**Extracted text:**
In [1]:
import numpy as np
import pandas as pd

In [2]:
df = pd.read_csv('train_data.csv')
df.head()
df.dtypes

path             object
transcription    object
action           object
object           object
location         object
dtype: object

In [3]:
train_data_text = df['transcription']
train_data_text.head()

0                    Turn on the kitchen lights
1                       Turn up the temperature
2    OK now switch the main language to Chinese
3            Turn down the bathroom temperature
4                           Change the language
Name: transcription, dtype: object

In [4]:
train_data_labels = df[df.columns[[2,3,4]]]
train_data_labels.head()

Unnamed: 0,action,object,location
0,activate,lights,kitchen
1,increase,heat,none
2,change language,Chinese,none
3,decrease,heat,washroom
4,change language,none,none


In [5]:
train_labels_list = train_data_labels.values
train_labels_list

array([['activate', 'lights', 'kitchen'],
       ['increase', 'heat', 'none'],
       ['change language', 'Chinese', 'none'],
       ...,
       ['bring', 'shoes', 'none'],
       ['decrease', 'volume', 'none'],
       ['deactivate', 'lights', 'kitchen']], dtype=object)

In [6]:
import tensorflow as tf
from tensorflow import keras
from tensorflow.keras.preprocessing.text import Tokenizer
from tensorflow.keras.preprocessing.sequence import pad_sequences

In [7]:
num_words = 10000
oov_token = '<OOV>'
pad_type = 'post'
trunc_type = 'post'

In [8]:
tokenizer = Tokenizer(num_words=num_words, oov_token=oov_token)
tokenizer.fit_on_texts(train_data_text)
word_index = tokenizer.word_index
print(word_index)

{'<OOV>': 1, 'the': 2, 'turn': 3, 'in': 4, 'lights': 5, 'on': 6, 'up': 7, 'down': 8, 'heat': 9, 'temperature': 10, 'switch': 11, 'kitchen': 12, 'off': 13, 'bedroom': 14, 'language': 15, 'volume': 16, 'washroom': 17, 'bathroom': 18, 'my': 19, 'to': 20, 'increase': 21, 'decrease': 22, 'heating': 23, 'music': 24, 'bring': 25, 'me': 26, 'set': 27, 'too': 28, 'lamp': 29, 'i': 30, 'get': 31, 'it': 32, 'sound': 33, 'need': 34, 'make': 35, 'newspaper': 36, 'shoes': 37, 'socks': 38, 'loud': 39, 'louder': 40, 'juice': 41, 'chinese': 42, 'some': 43, 'english': 44, 'go': 45, 'practice': 46, 'could': 47, 'you': 48, "phone's": 49, 'ok': 50, 'now': 51, 'main': 52, 'korean': 53, 'german': 54, 'change': 55, 'stop': 56, 'fetch': 57, 'play': 58, 'please': 59, 'quiet': 60, 'hear': 61, 'pause': 62, 'it’s': 63, 'audio': 64, 'quieter': 65, 'resume': 66, 'far': 67, 'lower': 68, 'a': 69, 'different': 70, 'this': 71, 'settings': 72, 'start': 73, 'reduce': 74, 'more': 75, 'put': 76, 'max': 77, 'phone': 78, 'less

In [9]:
train_data = tokenizer.texts_to_sequences(train_data_text)

**Actions to take:**
a – Say whether each statement agrees with the tokenizer notebook, giving yes or no and the deciding words quoted from it: (i) The tokenizer's vocabulary is capped at 10000 words. (ii) The padding type is set to 'pre'. (iii) In the printed word index, 'kitchen' is assigned 12.
b – Proceed with the tokenizer notebook past its final line, writing the code that would come next.

**Supplied material:**
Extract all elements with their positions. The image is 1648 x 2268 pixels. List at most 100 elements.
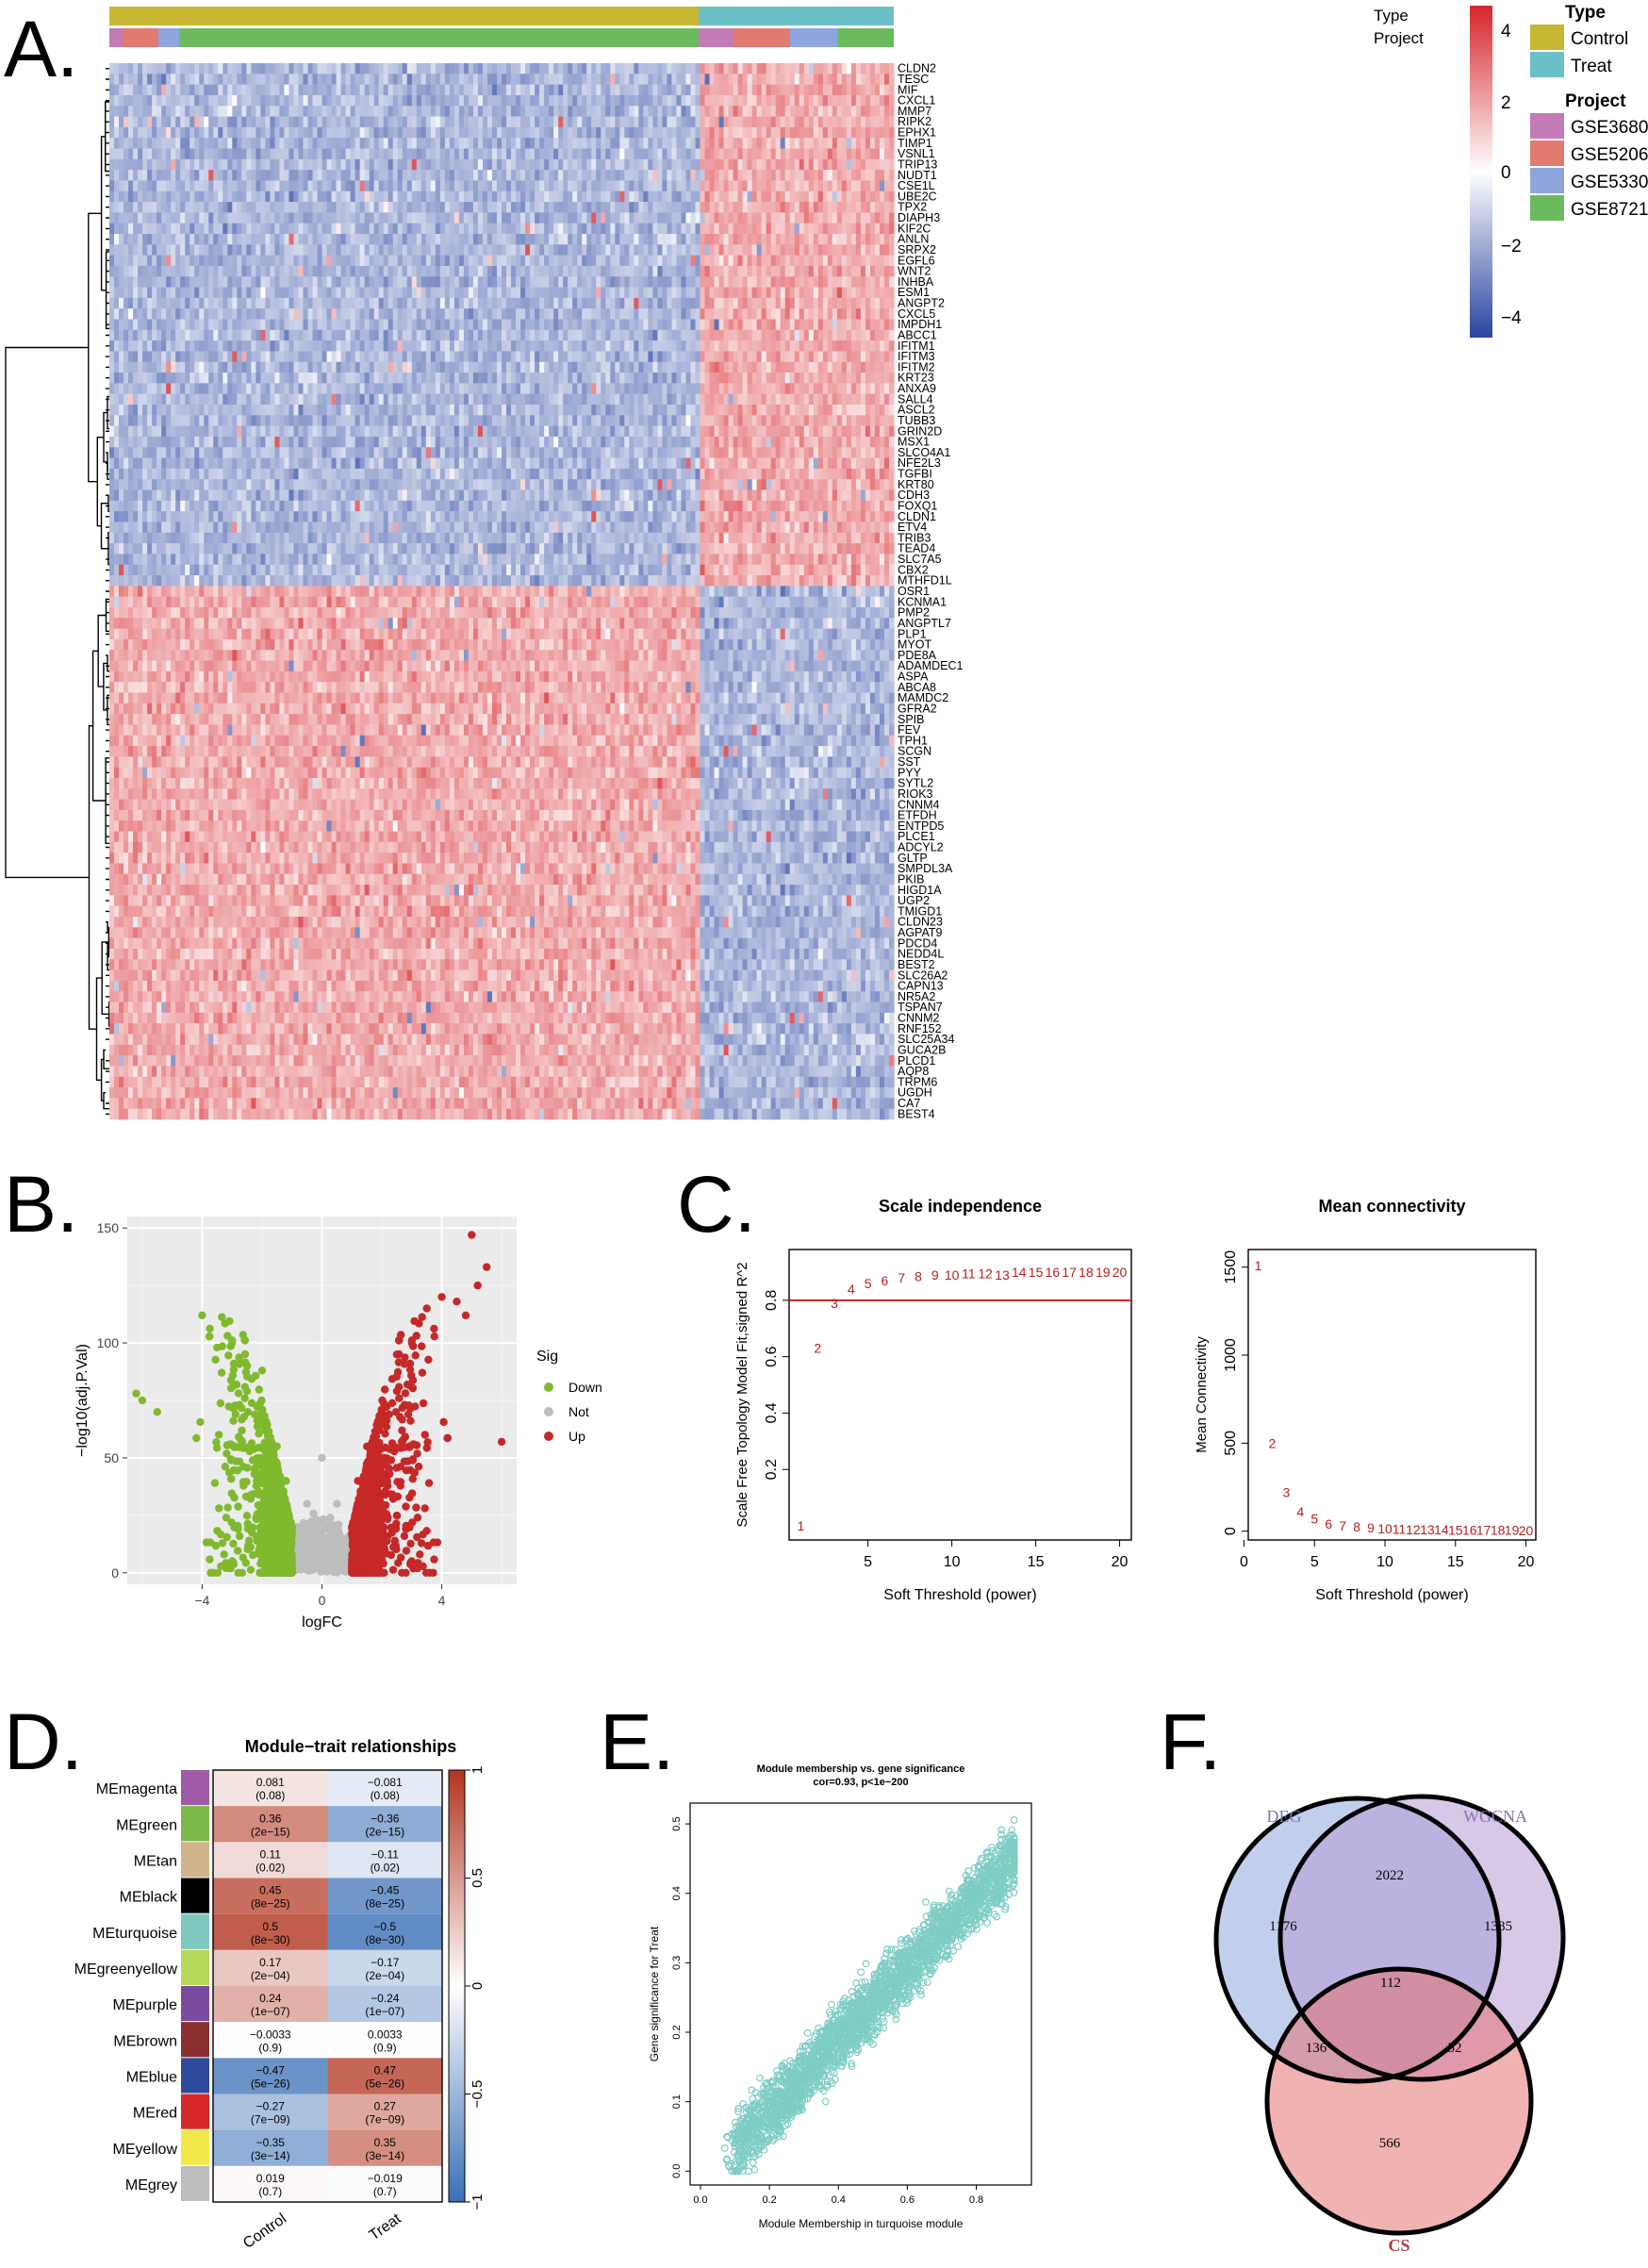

**Responses to the tasks:**
a –
(i) Yes: "num_words = 10000"
(ii) No: "pad_type = 'post'"
(iii) Yes: "'kitchen': 12"

b –
train_data = pad_sequences(train_data, padding='post')
np.shape(train_data)
#train_data

(11566, 10)

In [10]:
def lower_(s):
    return [s[0].lower(), s[1].lower(), s[2].lower()]
result = list(map(lower_, train_labels_list))

#print(result)

train_label = tokenizer.texts_to_sequences(result)
np.shape(train_label)
#train_label

(11566, 3)

In [11]:
#train_action = df['action']
#train_object = df['object']
#train_location = df['location']
#tokenizer.fit_on_texts(train_action)
#tokenizer.fit_on_texts(train_object)
#tokenizer.fit_on_texts(train_location)
#train_action = tokenizer.texts_to_sequences(train_action)
#train_object = tokenizer.texts_to_sequences(train_object)
#train_location = tokenizer.texts_to_sequences(train_location)

#train_action = pad_sequences(train_action, padding='post')
#train_object = pad_sequences(train_object, padding='post')
#train_location = pad_sequences(train_location, padding='post')
#train_location.shape

In [12]:
#train_labels = concatenate(train_action , train_object , train_location)
#train_labels

In [13]:
from tensorflow.keras.models import Sequential
from tensorflow.keras.layers import Dense, Dropout, Activation, Flatten
from tensorflow.keras.optimizers import Adam
from sklearn import metrics

In [35]:
model = Sequential()
model.add(Dense(100, input_shape=(10,)))
model.add(Activation('relu'))
model.add(Dropout(0.5))

model.add(Dense(200))
model.add(Activation('relu'))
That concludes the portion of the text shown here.